# Exercise data
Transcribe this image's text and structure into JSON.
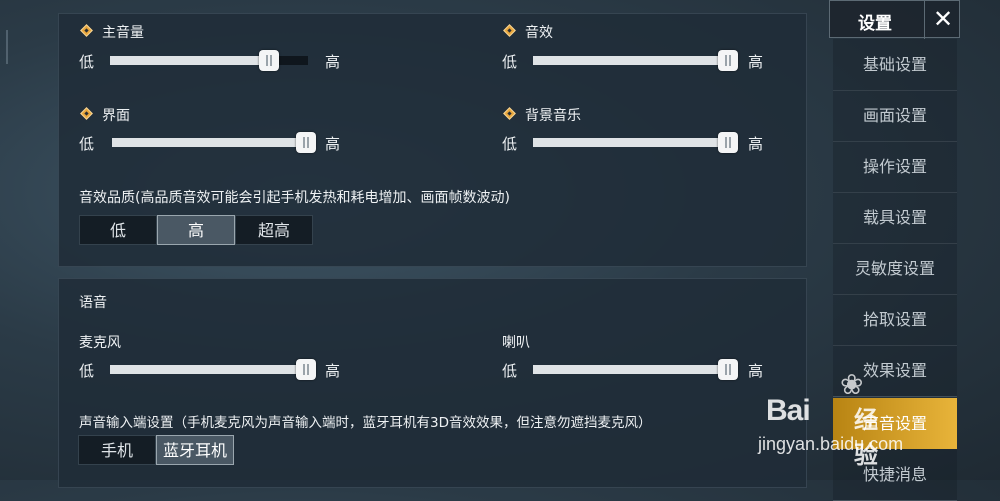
{
  "audio": {
    "master": {
      "label": "主音量",
      "low": "低",
      "high": "高",
      "value": 0.82
    },
    "effects": {
      "label": "音效",
      "low": "低",
      "high": "高",
      "value": 1.0
    },
    "ui": {
      "label": "界面",
      "low": "低",
      "high": "高",
      "value": 1.0
    },
    "music": {
      "label": "背景音乐",
      "low": "低",
      "high": "高",
      "value": 1.0
    },
    "quality": {
      "label": "音效品质(高品质音效可能会引起手机发热和耗电增加、画面帧数波动)",
      "options": [
        "低",
        "高",
        "超高"
      ],
      "selected": "高"
    }
  },
  "voice": {
    "title": "语音",
    "mic": {
      "label": "麦克风",
      "low": "低",
      "high": "高",
      "value": 1.0
    },
    "speaker": {
      "label": "喇叭",
      "low": "低",
      "high": "高",
      "value": 1.0
    },
    "input": {
      "label": "声音输入端设置（手机麦克风为声音输入端时，蓝牙耳机有3D音效效果，但注意勿遮挡麦克风）",
      "options": [
        "手机",
        "蓝牙耳机"
      ],
      "selected": "蓝牙耳机"
    }
  },
  "sidebar": {
    "title": "设置",
    "close": "✕",
    "items": [
      "基础设置",
      "画面设置",
      "操作设置",
      "载具设置",
      "灵敏度设置",
      "拾取设置",
      "效果设置",
      "声音设置",
      "快捷消息"
    ],
    "active": "声音设置"
  },
  "watermark": {
    "brand": "Bai",
    "cn": "经验",
    "url": "jingyan.baidu.com"
  }
}
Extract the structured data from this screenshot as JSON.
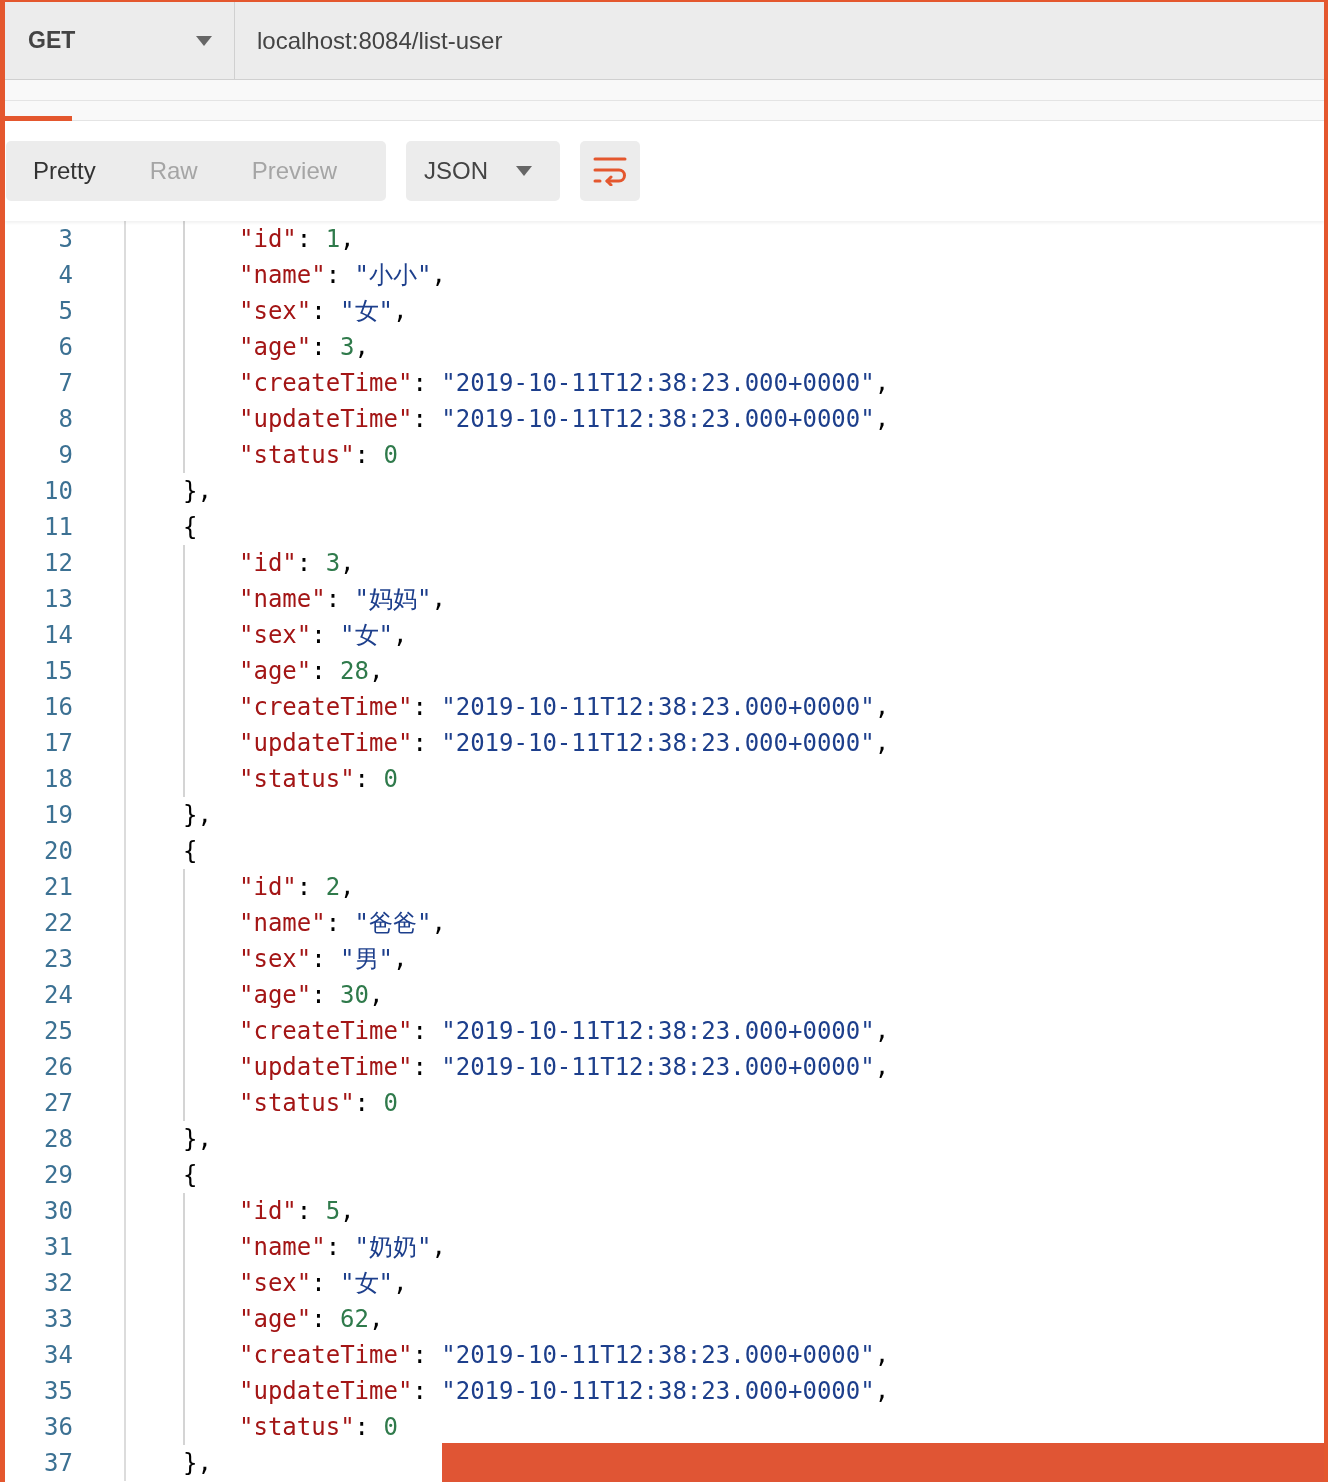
{
  "request": {
    "method": "GET",
    "url": "localhost:8084/list-user"
  },
  "view_tabs": [
    {
      "label": "Pretty",
      "selected": true
    },
    {
      "label": "Raw",
      "selected": false
    },
    {
      "label": "Preview",
      "selected": false
    }
  ],
  "format": {
    "label": "JSON"
  },
  "code_lines": [
    {
      "number": "3",
      "kind": "number",
      "key": "\"id\"",
      "colon": ":",
      "value": "1",
      "comma": ","
    },
    {
      "number": "4",
      "kind": "string",
      "key": "\"name\"",
      "colon": ":",
      "value": "\"小小\"",
      "comma": ","
    },
    {
      "number": "5",
      "kind": "string",
      "key": "\"sex\"",
      "colon": ":",
      "value": "\"女\"",
      "comma": ","
    },
    {
      "number": "6",
      "kind": "number",
      "key": "\"age\"",
      "colon": ":",
      "value": "3",
      "comma": ","
    },
    {
      "number": "7",
      "kind": "string",
      "key": "\"createTime\"",
      "colon": ":",
      "value": "\"2019-10-11T12:38:23.000+0000\"",
      "comma": ","
    },
    {
      "number": "8",
      "kind": "string",
      "key": "\"updateTime\"",
      "colon": ":",
      "value": "\"2019-10-11T12:38:23.000+0000\"",
      "comma": ","
    },
    {
      "number": "9",
      "kind": "number",
      "key": "\"status\"",
      "colon": ":",
      "value": "0"
    },
    {
      "number": "10",
      "kind": "brace",
      "text": "},"
    },
    {
      "number": "11",
      "kind": "brace",
      "text": "{"
    },
    {
      "number": "12",
      "kind": "number",
      "key": "\"id\"",
      "colon": ":",
      "value": "3",
      "comma": ","
    },
    {
      "number": "13",
      "kind": "string",
      "key": "\"name\"",
      "colon": ":",
      "value": "\"妈妈\"",
      "comma": ","
    },
    {
      "number": "14",
      "kind": "string",
      "key": "\"sex\"",
      "colon": ":",
      "value": "\"女\"",
      "comma": ","
    },
    {
      "number": "15",
      "kind": "number",
      "key": "\"age\"",
      "colon": ":",
      "value": "28",
      "comma": ","
    },
    {
      "number": "16",
      "kind": "string",
      "key": "\"createTime\"",
      "colon": ":",
      "value": "\"2019-10-11T12:38:23.000+0000\"",
      "comma": ","
    },
    {
      "number": "17",
      "kind": "string",
      "key": "\"updateTime\"",
      "colon": ":",
      "value": "\"2019-10-11T12:38:23.000+0000\"",
      "comma": ","
    },
    {
      "number": "18",
      "kind": "number",
      "key": "\"status\"",
      "colon": ":",
      "value": "0"
    },
    {
      "number": "19",
      "kind": "brace",
      "text": "},"
    },
    {
      "number": "20",
      "kind": "brace",
      "text": "{"
    },
    {
      "number": "21",
      "kind": "number",
      "key": "\"id\"",
      "colon": ":",
      "value": "2",
      "comma": ","
    },
    {
      "number": "22",
      "kind": "string",
      "key": "\"name\"",
      "colon": ":",
      "value": "\"爸爸\"",
      "comma": ","
    },
    {
      "number": "23",
      "kind": "string",
      "key": "\"sex\"",
      "colon": ":",
      "value": "\"男\"",
      "comma": ","
    },
    {
      "number": "24",
      "kind": "number",
      "key": "\"age\"",
      "colon": ":",
      "value": "30",
      "comma": ","
    },
    {
      "number": "25",
      "kind": "string",
      "key": "\"createTime\"",
      "colon": ":",
      "value": "\"2019-10-11T12:38:23.000+0000\"",
      "comma": ","
    },
    {
      "number": "26",
      "kind": "string",
      "key": "\"updateTime\"",
      "colon": ":",
      "value": "\"2019-10-11T12:38:23.000+0000\"",
      "comma": ","
    },
    {
      "number": "27",
      "kind": "number",
      "key": "\"status\"",
      "colon": ":",
      "value": "0"
    },
    {
      "number": "28",
      "kind": "brace",
      "text": "},"
    },
    {
      "number": "29",
      "kind": "brace",
      "text": "{"
    },
    {
      "number": "30",
      "kind": "number",
      "key": "\"id\"",
      "colon": ":",
      "value": "5",
      "comma": ","
    },
    {
      "number": "31",
      "kind": "string",
      "key": "\"name\"",
      "colon": ":",
      "value": "\"奶奶\"",
      "comma": ","
    },
    {
      "number": "32",
      "kind": "string",
      "key": "\"sex\"",
      "colon": ":",
      "value": "\"女\"",
      "comma": ","
    },
    {
      "number": "33",
      "kind": "number",
      "key": "\"age\"",
      "colon": ":",
      "value": "62",
      "comma": ","
    },
    {
      "number": "34",
      "kind": "string",
      "key": "\"createTime\"",
      "colon": ":",
      "value": "\"2019-10-11T12:38:23.000+0000\"",
      "comma": ","
    },
    {
      "number": "35",
      "kind": "string",
      "key": "\"updateTime\"",
      "colon": ":",
      "value": "\"2019-10-11T12:38:23.000+0000\"",
      "comma": ","
    },
    {
      "number": "36",
      "kind": "number",
      "key": "\"status\"",
      "colon": ":",
      "value": "0"
    },
    {
      "number": "37",
      "kind": "brace",
      "text": "},"
    }
  ]
}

# Problem statement
Look above for every line with the word "selected" and copy it.

# Result of this task
      "selected": "高"
      "selected": "蓝牙耳机"
      "selected": true
      "selected": false
      "selected": false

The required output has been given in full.